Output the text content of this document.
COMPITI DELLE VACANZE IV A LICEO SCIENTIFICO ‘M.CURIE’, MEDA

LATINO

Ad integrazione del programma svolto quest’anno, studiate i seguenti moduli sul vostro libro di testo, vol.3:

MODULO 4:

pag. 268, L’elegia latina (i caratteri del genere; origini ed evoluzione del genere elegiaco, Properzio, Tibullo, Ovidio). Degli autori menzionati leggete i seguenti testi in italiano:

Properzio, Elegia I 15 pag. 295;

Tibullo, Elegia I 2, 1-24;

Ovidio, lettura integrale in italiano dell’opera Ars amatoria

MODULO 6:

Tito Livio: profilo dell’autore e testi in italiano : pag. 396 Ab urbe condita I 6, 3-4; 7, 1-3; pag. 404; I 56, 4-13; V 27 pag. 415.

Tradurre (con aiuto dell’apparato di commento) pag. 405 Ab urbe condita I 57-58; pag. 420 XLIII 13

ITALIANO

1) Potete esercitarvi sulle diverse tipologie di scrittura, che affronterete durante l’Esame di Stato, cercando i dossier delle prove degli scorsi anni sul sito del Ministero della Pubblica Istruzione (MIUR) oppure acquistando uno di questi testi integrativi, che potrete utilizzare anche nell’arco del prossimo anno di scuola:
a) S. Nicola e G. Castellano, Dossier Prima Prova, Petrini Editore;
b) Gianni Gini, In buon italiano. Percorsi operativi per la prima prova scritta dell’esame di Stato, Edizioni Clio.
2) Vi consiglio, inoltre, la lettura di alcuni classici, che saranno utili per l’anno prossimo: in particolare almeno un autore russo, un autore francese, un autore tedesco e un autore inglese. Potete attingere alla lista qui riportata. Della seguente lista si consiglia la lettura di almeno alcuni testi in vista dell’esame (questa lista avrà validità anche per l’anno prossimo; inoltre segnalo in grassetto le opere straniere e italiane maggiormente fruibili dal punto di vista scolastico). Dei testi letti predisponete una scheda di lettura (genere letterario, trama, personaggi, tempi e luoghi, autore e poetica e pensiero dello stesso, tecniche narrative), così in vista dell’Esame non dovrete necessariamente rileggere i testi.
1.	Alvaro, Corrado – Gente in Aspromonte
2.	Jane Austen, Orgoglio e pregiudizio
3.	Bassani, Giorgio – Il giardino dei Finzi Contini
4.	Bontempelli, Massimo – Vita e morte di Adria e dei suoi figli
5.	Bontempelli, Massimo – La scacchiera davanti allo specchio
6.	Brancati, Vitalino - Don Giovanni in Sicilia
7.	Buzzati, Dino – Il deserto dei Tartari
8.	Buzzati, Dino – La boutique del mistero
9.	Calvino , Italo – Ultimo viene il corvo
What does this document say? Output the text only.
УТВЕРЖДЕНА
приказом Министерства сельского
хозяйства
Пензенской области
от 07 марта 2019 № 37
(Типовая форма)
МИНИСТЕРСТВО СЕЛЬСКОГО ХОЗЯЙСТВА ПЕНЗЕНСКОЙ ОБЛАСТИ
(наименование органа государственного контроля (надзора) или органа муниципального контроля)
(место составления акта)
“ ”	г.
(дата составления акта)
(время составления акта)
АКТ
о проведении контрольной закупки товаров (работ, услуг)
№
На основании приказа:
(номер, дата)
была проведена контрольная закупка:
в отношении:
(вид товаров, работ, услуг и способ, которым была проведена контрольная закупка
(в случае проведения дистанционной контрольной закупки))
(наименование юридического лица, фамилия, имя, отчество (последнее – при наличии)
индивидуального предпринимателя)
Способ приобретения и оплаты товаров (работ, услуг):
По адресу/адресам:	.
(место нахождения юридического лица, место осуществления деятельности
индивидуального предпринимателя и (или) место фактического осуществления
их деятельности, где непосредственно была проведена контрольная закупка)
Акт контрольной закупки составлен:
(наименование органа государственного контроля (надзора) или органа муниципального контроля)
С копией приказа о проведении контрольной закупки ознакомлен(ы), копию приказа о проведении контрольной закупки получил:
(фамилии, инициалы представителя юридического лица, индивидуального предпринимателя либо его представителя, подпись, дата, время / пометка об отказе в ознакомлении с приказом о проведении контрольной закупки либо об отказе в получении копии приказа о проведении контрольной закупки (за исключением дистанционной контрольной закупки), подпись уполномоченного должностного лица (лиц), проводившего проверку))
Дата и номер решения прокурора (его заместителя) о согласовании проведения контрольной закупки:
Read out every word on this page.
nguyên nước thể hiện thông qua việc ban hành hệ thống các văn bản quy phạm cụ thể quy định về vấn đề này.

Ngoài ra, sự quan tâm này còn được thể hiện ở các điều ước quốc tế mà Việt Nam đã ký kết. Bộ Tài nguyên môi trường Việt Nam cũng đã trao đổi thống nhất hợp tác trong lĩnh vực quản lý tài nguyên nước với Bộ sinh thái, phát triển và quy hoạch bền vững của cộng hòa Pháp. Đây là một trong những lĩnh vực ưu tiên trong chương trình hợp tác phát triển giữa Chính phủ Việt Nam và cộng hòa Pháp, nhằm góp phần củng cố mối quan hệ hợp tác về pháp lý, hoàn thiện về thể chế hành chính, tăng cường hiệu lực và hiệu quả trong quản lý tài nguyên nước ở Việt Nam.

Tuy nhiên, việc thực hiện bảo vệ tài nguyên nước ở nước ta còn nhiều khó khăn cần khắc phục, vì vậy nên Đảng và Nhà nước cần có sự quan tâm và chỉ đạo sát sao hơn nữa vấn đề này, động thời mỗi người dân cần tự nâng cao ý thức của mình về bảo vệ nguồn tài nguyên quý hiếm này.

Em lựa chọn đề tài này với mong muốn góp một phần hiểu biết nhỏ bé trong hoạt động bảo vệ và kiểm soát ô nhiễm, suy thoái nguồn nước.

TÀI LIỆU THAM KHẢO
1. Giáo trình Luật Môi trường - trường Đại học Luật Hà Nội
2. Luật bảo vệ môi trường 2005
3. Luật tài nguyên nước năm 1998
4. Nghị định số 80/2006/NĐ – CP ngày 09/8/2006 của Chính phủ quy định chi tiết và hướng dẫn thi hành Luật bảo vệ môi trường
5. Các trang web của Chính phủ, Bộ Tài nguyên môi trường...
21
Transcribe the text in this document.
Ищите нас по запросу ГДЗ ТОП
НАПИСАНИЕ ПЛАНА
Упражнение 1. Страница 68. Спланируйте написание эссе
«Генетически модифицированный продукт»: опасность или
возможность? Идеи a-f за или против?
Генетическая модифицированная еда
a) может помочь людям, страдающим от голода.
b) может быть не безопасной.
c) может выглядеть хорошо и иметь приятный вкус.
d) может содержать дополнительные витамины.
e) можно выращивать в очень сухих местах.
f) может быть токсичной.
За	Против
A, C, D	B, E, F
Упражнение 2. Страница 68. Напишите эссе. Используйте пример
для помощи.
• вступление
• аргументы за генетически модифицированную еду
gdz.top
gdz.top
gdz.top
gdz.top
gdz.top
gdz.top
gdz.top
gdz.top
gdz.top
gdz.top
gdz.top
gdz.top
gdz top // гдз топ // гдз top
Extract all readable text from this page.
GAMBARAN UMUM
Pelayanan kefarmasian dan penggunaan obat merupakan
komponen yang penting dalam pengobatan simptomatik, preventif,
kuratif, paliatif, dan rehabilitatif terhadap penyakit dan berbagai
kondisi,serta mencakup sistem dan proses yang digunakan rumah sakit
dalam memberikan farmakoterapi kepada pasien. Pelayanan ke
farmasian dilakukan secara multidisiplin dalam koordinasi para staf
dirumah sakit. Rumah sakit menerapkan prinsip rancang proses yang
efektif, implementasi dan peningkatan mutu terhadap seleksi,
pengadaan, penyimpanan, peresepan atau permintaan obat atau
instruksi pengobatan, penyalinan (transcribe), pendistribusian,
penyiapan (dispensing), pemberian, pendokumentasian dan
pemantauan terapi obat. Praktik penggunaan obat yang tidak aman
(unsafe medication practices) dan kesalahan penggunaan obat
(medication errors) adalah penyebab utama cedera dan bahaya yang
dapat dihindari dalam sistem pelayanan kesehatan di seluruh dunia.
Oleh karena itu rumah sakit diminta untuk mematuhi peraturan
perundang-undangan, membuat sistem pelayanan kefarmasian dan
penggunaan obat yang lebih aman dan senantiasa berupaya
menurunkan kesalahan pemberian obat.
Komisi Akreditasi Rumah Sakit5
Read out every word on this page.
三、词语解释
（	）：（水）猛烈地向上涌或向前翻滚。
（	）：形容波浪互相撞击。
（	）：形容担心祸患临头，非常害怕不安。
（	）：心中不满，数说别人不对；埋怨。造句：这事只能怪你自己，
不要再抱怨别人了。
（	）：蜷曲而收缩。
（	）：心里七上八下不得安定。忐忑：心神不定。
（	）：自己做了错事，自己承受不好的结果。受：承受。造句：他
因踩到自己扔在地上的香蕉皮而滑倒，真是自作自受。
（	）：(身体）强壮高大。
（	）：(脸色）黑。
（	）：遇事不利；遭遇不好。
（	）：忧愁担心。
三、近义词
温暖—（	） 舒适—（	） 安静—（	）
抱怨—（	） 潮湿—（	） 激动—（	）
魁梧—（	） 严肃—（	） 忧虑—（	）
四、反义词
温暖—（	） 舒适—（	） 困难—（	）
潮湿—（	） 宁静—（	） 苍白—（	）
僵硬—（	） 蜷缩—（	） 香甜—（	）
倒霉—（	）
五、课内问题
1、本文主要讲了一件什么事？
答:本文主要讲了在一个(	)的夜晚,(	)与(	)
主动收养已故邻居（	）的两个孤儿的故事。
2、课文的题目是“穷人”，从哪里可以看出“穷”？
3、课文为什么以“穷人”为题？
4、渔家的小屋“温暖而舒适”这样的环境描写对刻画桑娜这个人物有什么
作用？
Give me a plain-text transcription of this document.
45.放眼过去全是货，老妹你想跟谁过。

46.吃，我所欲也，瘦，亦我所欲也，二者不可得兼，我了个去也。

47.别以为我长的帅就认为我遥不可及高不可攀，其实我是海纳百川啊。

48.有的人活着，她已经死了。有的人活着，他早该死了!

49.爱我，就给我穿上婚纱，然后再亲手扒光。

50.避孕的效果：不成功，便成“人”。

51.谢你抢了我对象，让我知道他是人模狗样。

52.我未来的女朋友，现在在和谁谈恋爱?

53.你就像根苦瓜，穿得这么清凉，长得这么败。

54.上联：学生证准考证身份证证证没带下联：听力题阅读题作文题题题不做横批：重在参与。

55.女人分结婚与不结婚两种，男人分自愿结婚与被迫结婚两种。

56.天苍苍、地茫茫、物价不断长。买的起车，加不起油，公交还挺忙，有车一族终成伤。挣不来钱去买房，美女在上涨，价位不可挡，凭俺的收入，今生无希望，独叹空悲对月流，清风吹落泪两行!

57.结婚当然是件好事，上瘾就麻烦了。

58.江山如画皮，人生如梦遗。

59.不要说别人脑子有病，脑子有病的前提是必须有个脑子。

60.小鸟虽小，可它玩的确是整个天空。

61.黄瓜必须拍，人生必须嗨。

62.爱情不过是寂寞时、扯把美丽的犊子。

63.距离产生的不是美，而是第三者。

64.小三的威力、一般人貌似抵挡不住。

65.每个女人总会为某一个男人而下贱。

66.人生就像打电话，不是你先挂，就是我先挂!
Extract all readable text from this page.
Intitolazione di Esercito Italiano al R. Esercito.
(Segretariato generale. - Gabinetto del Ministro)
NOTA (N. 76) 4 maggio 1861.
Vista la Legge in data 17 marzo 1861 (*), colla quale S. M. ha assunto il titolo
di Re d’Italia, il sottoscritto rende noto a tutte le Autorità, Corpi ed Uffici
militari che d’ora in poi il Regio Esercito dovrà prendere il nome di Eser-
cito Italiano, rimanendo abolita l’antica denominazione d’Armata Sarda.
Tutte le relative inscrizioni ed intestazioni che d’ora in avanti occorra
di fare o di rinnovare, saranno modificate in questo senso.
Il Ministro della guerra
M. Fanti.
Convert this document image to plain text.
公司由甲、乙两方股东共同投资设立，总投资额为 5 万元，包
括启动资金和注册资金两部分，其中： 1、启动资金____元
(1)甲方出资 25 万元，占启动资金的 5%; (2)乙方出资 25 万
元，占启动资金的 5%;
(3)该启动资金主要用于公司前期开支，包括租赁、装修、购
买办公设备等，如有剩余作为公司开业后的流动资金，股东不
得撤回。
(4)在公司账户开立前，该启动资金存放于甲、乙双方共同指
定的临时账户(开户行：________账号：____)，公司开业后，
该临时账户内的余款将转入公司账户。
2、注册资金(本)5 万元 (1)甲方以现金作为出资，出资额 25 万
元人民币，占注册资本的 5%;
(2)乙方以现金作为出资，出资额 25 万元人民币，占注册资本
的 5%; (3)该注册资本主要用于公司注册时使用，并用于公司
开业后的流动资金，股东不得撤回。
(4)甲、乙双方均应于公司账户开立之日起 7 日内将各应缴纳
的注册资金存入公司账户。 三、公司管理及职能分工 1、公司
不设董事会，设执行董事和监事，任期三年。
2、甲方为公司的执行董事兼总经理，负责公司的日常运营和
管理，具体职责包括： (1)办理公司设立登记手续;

**INSTRUCTIONS TO FOLLOW**
Go through the listing above and pull out each line containing the word "быть".

**RIGHT ANSWER**
b) может быть не безопасной.
f) может быть токсичной.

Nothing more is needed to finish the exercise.